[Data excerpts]
[START]

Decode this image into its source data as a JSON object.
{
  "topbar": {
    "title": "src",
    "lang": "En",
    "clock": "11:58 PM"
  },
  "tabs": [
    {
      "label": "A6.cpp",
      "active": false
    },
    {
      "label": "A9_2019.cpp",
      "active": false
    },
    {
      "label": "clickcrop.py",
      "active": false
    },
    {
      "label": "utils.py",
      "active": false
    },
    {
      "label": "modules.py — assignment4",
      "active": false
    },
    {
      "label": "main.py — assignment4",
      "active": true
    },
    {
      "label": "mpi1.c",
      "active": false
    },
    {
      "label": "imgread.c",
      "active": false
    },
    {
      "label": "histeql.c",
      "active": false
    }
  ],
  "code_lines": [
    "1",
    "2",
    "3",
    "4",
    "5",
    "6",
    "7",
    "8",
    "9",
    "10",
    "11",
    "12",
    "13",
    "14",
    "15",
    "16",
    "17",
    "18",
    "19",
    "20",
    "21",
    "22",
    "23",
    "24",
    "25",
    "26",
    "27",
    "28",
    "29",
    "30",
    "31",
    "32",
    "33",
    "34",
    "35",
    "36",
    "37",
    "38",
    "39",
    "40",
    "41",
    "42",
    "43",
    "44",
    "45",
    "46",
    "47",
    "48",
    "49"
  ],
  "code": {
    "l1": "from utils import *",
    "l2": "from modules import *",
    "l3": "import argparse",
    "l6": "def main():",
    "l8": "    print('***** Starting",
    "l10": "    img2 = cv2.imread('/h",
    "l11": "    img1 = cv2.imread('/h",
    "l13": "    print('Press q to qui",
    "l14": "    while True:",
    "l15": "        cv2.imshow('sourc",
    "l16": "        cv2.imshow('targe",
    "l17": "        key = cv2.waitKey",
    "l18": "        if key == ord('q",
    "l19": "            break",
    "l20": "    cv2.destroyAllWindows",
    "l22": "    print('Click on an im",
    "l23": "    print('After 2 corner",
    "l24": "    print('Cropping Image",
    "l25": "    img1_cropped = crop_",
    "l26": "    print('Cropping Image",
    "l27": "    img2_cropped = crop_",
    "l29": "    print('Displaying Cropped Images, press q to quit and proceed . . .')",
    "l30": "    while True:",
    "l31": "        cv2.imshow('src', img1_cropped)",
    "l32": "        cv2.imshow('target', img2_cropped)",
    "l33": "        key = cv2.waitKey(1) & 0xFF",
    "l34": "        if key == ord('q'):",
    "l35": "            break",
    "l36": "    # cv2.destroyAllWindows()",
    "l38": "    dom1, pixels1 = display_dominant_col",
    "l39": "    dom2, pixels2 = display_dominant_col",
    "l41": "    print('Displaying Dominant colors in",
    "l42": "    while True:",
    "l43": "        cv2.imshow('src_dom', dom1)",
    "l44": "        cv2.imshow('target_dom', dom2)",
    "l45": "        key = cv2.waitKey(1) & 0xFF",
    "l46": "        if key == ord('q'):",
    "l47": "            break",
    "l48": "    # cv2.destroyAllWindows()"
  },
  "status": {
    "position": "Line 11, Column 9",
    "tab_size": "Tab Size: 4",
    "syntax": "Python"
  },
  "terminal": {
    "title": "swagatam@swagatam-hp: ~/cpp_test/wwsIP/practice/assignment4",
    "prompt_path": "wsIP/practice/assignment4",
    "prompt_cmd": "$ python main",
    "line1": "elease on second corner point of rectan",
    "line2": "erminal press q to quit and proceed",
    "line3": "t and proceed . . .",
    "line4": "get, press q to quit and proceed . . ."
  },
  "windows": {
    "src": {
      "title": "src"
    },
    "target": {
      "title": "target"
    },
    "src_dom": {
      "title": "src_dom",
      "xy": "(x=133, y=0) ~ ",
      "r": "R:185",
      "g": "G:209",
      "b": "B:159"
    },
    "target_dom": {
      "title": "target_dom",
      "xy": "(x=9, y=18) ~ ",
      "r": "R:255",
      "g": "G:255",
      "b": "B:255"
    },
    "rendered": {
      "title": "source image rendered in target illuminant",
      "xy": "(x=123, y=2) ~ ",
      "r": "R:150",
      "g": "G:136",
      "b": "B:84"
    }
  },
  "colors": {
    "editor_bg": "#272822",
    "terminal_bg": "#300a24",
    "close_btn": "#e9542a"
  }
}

[END]

**TASK DESCRIPTION**
Retype the records above exactly.

**ANSWER TO THE PROBLEM**
Decode this image into its source data as a JSON object.
{
  "topbar": {
    "title": "src",
    "lang": "En",
    "clock": "11:58 PM"
  },
  "tabs": [
    {
      "label": "A6.cpp",
      "active": false
    },
    {
      "label": "A9_2019.cpp",
      "active": false
    },
    {
      "label": "clickcrop.py",
      "active": false
    },
    {
      "label": "utils.py",
      "active": false
    },
    {
      "label": "modules.py — assignment4",
      "active": false
    },
    {
      "label": "main.py — assignment4",
      "active": true
    },
    {
      "label": "mpi1.c",
      "active": false
    },
    {
      "label": "imgread.c",
      "active": false
    },
    {
      "label": "histeql.c",
      "active": false
    }
  ],
  "code_lines": [
    "1",
    "2",
    "3",
    "4",
    "5",
    "6",
    "7",
    "8",
    "9",
    "10",
    "11",
    "12",
    "13",
    "14",
    "15",
    "16",
    "17",
    "18",
    "19",
    "20",
    "21",
    "22",
    "23",
    "24",
    "25",
    "26",
    "27",
    "28",
    "29",
    "30",
    "31",
    "32",
    "33",
    "34",
    "35",
    "36",
    "37",
    "38",
    "39",
    "40",
    "41",
    "42",
    "43",
    "44",
    "45",
    "46",
    "47",
    "48",
    "49"
  ],
  "code": {
    "l1": "from utils import *",
    "l2": "from modules import *",
    "l3": "import argparse",
    "l6": "def main():",
    "l8": "    print('***** Starting",
    "l10": "    img2 = cv2.imread('/h",
    "l11": "    img1 = cv2.imread('/h",
    "l13": "    print('Press q to qui",
    "l14": "    while True:",
    "l15": "        cv2.imshow('sourc",
    "l16": "        cv2.imshow('targe",
    "l17": "        key = cv2.waitKey",
    "l18": "        if key == ord('q",
    "l19": "            break",
    "l20": "    cv2.destroyAllWindows",
    "l22": "    print('Click on an im",
    "l23": "    print('After 2 corner",
    "l24": "    print('Cropping Image",
    "l25": "    img1_cropped = crop_",
    "l26": "    print('Cropping Image",
    "l27": "    img2_cropped = crop_",
    "l29": "    print('Displaying Cropped Images, press q to quit and proceed . . .')",
    "l30": "    while True:",
    "l31": "        cv2.imshow('src', img1_cropped)",
    "l32": "        cv2.imshow('target', img2_cropped)",
    "l33": "        key = cv2.waitKey(1) & 0xFF",
    "l34": "        if key == ord('q'):",
    "l35": "            break",
    "l36": "    # cv2.destroyAllWindows()",
    "l38": "    dom1, pixels1 = display_dominant_col",
    "l39": "    dom2, pixels2 = display_dominant_col",
    "l41": "    print('Displaying Dominant colors in",
    "l42": "    while True:",
    "l43": "        cv2.imshow('src_dom', dom1)",
    "l44": "        cv2.imshow('target_dom', dom2)",
    "l45": "        key = cv2.waitKey(1) & 0xFF",
    "l46": "        if key == ord('q'):",
    "l47": "            break",
    "l48": "    # cv2.destroyAllWindows()"
  },
  "status": {
    "position": "Line 11, Column 9",
    "tab_size": "Tab Size: 4",
    "syntax": "Python"
  },
  "terminal": {
    "title": "swagatam@swagatam-hp: ~/cpp_test/wwsIP/practice/assignment4",
    "prompt_path": "wsIP/practice/assignment4",
    "prompt_cmd": "$ python main",
    "line1": "elease on second corner point of rectan",
    "line2": "erminal press q to quit and proceed",
    "line3": "t and proceed . . .",
    "line4": "get, press q to quit and proceed . . ."
  },
  "windows": {
    "src": {
      "title": "src"
    },
    "target": {
      "title": "target"
    },
    "src_dom": {
      "title": "src_dom",
      "xy": "(x=133, y=0) ~ ",
      "r": "R:185",
      "g": "G:209",
      "b": "B:159"
    },
    "target_dom": {
      "title": "target_dom",
      "xy": "(x=9, y=18) ~ ",
      "r": "R:255",
      "g": "G:255",
      "b": "B:255"
    },
    "rendered": {
      "title": "source image rendered in target illuminant",
      "xy": "(x=123, y=2) ~ ",
      "r": "R:150",
      "g": "G:136",
      "b": "B:84"
    }
  },
  "colors": {
    "editor_bg": "#272822",
    "terminal_bg": "#300a24",
    "close_btn": "#e9542a"
  }
}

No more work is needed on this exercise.